Count every line in the data below where "Weight" occurs, then state that number and nothing more.
## Start SOURCE MATERIAL
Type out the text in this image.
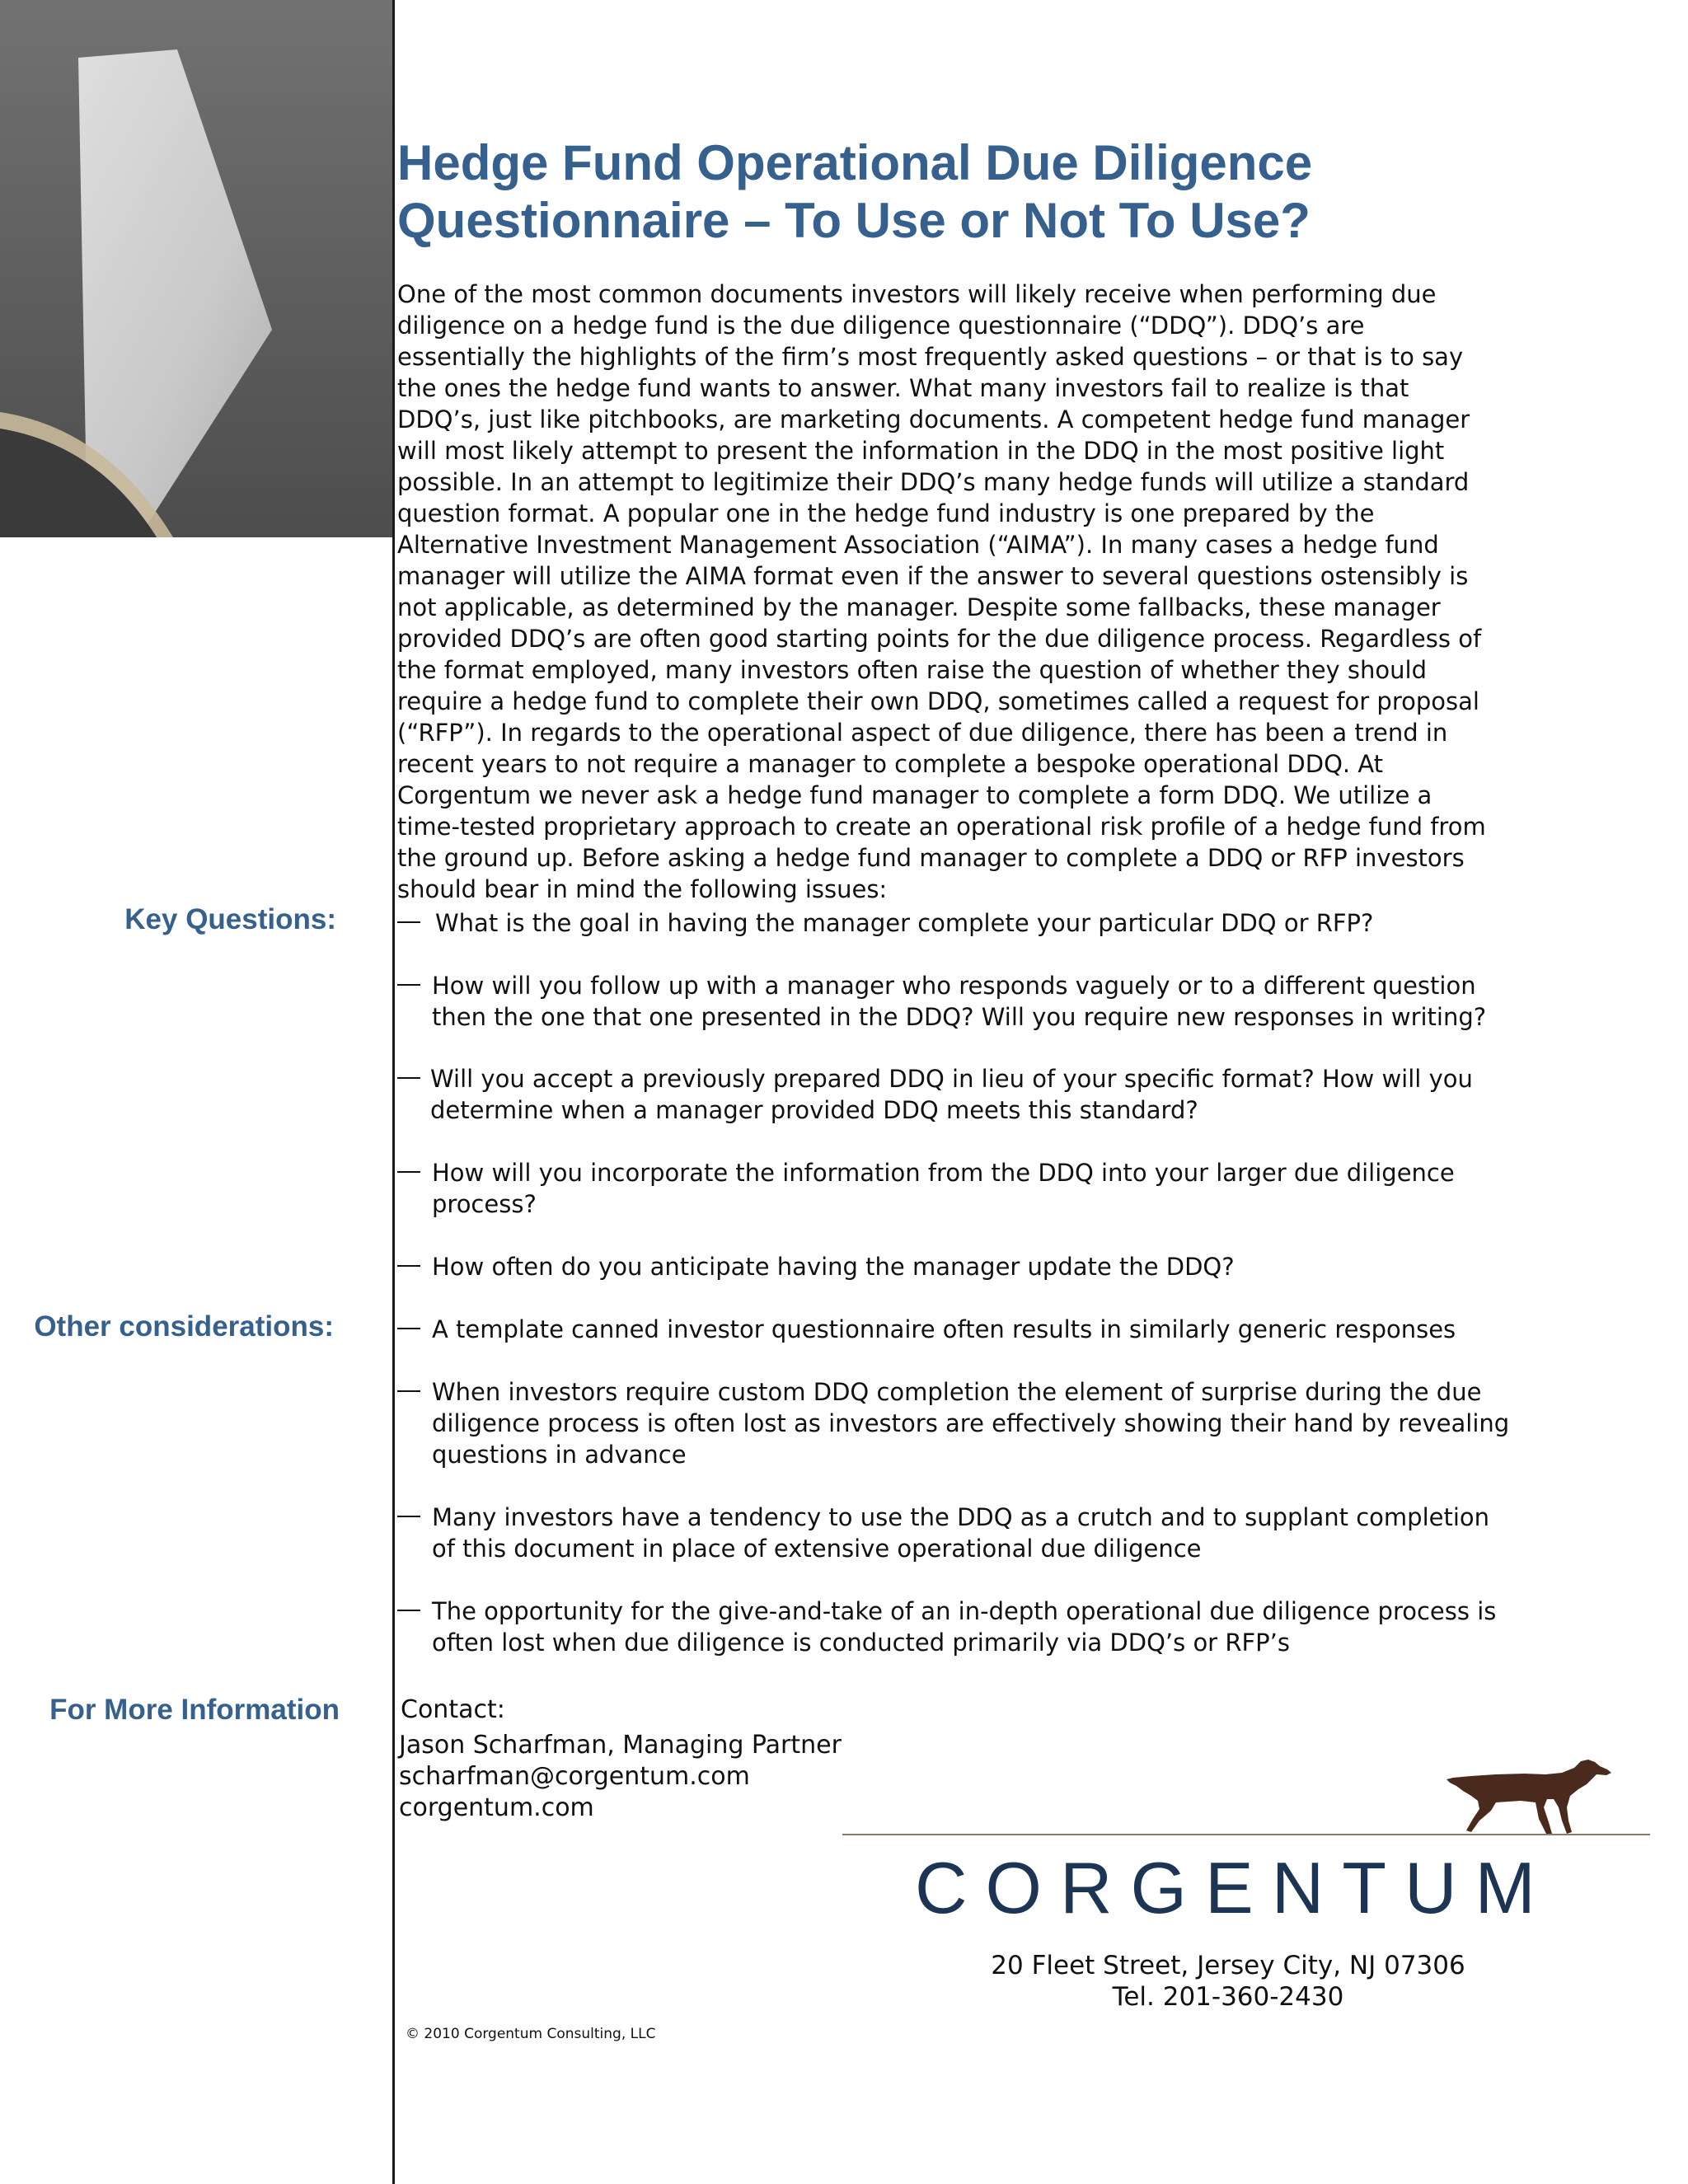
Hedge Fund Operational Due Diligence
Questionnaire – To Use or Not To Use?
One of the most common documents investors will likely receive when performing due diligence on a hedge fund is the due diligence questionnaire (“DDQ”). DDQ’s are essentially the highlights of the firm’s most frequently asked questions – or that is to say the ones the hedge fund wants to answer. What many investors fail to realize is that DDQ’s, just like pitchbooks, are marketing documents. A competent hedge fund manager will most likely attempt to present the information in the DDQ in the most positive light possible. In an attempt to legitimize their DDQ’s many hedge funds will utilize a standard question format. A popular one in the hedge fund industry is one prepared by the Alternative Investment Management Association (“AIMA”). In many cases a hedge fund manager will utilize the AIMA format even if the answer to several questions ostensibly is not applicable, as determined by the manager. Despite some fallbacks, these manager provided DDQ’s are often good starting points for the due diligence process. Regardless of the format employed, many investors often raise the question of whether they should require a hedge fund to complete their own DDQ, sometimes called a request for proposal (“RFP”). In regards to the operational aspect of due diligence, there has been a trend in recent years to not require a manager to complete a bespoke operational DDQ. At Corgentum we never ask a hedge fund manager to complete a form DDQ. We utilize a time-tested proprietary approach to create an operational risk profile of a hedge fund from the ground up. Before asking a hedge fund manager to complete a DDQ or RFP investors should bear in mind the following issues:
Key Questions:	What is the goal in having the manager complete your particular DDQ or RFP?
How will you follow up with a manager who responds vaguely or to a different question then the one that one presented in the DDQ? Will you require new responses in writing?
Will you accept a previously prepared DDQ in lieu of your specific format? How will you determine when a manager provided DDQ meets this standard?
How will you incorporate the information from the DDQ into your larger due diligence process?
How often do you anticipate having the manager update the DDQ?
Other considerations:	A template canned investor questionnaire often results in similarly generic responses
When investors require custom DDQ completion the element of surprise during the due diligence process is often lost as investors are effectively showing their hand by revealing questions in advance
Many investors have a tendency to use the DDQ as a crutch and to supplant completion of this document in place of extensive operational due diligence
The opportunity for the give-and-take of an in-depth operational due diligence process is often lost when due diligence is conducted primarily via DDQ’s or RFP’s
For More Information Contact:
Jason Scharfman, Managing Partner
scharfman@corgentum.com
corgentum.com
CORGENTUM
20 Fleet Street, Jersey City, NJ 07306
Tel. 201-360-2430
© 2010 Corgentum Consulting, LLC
## End SOURCE MATERIAL
## Start SOURCE MATERIAL
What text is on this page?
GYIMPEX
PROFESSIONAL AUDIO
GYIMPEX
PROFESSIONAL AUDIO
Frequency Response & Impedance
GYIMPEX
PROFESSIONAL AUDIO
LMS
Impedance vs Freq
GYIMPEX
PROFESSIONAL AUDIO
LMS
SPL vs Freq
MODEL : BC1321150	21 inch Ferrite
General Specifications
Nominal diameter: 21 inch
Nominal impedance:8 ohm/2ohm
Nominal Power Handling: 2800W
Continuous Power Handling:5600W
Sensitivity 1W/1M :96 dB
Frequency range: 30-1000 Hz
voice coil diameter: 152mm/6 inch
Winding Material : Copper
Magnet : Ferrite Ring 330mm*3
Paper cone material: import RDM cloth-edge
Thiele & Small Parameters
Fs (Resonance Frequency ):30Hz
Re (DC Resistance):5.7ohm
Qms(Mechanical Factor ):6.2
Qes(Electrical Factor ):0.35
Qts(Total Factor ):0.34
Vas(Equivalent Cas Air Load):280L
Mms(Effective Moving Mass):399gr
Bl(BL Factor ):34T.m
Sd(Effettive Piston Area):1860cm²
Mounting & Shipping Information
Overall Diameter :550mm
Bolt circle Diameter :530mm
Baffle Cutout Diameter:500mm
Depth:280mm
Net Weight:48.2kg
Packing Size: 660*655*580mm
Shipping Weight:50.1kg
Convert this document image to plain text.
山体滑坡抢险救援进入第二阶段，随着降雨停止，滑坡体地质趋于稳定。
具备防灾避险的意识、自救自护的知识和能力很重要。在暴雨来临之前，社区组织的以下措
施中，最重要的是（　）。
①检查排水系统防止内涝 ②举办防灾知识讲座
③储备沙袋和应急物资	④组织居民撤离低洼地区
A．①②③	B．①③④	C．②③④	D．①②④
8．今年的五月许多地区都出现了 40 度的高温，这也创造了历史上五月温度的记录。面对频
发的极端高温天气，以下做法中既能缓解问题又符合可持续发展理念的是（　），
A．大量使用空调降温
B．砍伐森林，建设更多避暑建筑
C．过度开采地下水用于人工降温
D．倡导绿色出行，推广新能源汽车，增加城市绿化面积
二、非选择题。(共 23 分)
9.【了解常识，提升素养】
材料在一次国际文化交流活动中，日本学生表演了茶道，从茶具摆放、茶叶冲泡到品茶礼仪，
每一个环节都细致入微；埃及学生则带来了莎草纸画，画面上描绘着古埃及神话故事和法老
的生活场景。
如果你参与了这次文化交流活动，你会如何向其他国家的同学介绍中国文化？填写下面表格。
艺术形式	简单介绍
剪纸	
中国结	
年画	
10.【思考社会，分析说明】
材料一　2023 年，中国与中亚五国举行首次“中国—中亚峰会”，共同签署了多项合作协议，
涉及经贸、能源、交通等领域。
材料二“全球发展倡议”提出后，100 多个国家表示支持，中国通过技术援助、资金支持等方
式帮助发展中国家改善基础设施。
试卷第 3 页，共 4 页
## End SOURCE MATERIAL
- [RESULT OF THIS TASK]
2